* **STATED PROBLEM**: Using the listing beneath this task, count the lines with the word "predmeta" and write only the result.

* **ENTRIES PROVIDED**:
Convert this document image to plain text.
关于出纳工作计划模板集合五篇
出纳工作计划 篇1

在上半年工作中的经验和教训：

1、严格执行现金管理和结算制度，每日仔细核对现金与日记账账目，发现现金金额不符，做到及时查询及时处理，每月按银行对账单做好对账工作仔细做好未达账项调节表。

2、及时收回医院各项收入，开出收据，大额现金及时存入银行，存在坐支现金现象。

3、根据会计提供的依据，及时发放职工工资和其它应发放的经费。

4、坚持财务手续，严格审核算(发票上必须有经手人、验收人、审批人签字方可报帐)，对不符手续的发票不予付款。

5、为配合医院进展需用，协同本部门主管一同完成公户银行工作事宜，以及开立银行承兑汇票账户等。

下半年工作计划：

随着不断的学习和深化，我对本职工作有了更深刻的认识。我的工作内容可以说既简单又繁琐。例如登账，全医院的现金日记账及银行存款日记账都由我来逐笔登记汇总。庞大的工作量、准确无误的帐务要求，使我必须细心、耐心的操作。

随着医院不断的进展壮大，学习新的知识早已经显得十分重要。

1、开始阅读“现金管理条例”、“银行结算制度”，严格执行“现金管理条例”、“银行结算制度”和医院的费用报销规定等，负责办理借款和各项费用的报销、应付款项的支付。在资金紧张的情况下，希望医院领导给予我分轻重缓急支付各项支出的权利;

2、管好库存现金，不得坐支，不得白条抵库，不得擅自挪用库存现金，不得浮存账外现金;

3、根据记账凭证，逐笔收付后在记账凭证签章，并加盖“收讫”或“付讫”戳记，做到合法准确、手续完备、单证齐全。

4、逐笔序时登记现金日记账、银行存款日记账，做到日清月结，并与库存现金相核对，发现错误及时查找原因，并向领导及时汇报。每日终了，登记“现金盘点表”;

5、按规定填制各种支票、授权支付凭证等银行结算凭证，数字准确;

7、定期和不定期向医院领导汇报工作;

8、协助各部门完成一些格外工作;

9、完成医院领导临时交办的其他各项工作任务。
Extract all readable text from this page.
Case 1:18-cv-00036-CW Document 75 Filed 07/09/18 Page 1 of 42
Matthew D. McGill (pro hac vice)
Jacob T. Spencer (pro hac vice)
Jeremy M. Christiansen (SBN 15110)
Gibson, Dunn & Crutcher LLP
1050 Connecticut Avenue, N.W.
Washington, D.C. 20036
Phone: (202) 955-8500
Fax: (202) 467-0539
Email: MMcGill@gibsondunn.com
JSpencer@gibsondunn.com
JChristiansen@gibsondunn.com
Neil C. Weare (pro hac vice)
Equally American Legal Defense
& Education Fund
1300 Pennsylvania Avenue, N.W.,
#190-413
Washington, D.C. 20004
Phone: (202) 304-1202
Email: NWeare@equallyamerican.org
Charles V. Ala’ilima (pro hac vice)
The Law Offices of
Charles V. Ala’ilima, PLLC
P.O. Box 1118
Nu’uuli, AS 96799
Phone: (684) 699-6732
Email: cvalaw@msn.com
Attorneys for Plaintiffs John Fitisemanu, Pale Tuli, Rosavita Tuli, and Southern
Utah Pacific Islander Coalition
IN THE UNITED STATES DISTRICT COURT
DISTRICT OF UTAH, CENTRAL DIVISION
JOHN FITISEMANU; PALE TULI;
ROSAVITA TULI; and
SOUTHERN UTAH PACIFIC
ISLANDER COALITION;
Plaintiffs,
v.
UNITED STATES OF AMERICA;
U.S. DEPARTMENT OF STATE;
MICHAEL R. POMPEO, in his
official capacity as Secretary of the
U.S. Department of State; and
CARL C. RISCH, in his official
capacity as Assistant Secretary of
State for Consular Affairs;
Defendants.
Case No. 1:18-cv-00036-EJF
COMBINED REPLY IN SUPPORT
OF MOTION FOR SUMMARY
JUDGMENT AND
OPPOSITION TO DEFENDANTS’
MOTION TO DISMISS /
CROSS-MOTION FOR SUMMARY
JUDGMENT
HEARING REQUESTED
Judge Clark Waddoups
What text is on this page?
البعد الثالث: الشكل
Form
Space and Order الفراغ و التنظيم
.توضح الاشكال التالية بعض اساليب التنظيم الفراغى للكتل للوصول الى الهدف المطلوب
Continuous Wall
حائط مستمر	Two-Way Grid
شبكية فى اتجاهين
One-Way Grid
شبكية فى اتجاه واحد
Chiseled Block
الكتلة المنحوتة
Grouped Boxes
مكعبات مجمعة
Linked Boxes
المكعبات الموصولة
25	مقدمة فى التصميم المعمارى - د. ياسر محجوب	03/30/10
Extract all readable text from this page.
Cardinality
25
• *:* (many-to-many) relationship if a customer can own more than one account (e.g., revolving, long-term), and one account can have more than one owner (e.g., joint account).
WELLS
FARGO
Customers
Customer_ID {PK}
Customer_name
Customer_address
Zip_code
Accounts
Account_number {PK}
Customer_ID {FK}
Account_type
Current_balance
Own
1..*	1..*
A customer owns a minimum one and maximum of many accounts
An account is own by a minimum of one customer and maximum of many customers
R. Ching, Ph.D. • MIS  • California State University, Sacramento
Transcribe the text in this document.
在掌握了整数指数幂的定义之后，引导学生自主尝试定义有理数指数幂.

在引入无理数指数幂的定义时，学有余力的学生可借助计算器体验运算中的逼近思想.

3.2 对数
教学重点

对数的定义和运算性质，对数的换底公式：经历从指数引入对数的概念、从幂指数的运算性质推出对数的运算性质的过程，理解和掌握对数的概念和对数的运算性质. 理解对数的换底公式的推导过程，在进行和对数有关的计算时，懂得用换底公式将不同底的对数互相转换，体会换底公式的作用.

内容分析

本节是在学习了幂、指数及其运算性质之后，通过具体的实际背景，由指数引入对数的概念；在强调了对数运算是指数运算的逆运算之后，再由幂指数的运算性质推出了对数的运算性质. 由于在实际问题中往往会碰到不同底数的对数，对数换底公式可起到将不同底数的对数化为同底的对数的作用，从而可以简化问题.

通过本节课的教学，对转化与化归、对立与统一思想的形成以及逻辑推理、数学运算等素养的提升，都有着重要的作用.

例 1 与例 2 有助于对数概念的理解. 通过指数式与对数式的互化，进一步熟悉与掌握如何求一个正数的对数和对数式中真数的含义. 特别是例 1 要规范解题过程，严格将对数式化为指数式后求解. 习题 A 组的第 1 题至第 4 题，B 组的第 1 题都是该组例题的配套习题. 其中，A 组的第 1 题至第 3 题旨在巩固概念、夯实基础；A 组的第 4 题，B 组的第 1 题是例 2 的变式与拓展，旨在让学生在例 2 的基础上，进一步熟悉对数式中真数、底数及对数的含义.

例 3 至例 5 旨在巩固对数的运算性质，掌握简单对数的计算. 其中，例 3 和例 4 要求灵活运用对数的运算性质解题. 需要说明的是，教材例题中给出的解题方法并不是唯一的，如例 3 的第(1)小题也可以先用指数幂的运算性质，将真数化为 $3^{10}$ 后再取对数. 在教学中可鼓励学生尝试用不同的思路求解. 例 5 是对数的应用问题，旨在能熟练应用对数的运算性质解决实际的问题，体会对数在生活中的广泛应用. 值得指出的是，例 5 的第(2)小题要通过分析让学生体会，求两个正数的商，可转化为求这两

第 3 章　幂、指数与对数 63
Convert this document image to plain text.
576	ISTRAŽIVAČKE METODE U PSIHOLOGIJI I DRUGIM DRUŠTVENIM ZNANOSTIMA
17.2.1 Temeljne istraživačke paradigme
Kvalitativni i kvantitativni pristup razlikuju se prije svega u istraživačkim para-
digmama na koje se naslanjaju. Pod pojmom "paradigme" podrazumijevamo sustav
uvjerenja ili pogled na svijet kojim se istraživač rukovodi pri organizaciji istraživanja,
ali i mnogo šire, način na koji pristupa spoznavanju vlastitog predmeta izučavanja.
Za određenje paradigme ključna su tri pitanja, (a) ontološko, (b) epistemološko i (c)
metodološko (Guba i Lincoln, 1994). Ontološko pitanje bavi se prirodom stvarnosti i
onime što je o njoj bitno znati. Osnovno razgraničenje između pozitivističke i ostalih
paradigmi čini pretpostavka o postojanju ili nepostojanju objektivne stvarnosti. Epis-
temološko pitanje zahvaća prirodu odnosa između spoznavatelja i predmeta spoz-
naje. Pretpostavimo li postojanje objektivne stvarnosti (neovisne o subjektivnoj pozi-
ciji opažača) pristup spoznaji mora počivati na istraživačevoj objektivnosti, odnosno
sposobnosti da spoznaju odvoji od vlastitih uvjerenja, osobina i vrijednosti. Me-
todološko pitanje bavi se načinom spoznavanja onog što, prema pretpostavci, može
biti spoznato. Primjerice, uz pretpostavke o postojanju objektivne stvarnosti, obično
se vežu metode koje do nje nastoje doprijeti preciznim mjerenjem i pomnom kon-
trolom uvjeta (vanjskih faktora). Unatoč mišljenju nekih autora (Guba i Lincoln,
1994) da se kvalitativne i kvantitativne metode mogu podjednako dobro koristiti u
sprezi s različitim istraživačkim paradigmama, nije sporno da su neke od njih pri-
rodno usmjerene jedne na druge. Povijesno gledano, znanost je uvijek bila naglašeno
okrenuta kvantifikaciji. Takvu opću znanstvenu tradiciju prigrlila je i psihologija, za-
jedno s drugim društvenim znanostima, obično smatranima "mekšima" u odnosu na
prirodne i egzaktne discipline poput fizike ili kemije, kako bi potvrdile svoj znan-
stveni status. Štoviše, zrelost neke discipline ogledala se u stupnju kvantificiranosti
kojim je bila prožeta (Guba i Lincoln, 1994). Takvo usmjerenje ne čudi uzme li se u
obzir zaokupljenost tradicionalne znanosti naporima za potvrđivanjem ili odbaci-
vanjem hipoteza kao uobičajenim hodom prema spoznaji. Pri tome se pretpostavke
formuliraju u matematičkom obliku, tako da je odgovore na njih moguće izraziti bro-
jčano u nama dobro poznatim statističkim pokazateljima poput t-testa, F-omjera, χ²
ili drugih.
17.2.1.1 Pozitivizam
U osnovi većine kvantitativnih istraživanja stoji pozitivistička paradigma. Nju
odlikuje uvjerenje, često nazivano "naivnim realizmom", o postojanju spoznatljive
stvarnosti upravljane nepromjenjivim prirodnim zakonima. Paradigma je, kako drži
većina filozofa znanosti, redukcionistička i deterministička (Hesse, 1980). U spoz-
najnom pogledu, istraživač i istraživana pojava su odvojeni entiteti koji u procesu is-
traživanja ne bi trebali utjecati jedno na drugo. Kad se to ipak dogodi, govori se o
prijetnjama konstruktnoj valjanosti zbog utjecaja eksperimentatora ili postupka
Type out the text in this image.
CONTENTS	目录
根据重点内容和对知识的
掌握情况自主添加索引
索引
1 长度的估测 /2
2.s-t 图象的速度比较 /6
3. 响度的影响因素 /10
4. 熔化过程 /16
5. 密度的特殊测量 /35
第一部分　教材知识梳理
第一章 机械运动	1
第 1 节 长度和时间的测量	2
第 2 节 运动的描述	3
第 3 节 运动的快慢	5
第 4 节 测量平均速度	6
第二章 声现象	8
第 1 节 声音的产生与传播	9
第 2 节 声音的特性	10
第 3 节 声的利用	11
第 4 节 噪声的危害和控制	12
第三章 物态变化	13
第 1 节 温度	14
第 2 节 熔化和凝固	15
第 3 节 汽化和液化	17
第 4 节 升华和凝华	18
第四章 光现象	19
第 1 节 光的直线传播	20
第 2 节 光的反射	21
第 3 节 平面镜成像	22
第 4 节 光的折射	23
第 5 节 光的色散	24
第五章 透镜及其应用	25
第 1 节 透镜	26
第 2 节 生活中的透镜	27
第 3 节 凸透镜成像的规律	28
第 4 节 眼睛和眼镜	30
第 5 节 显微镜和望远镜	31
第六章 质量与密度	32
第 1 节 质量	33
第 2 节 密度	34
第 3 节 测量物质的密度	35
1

* **SOLVED EXERCISE**: 2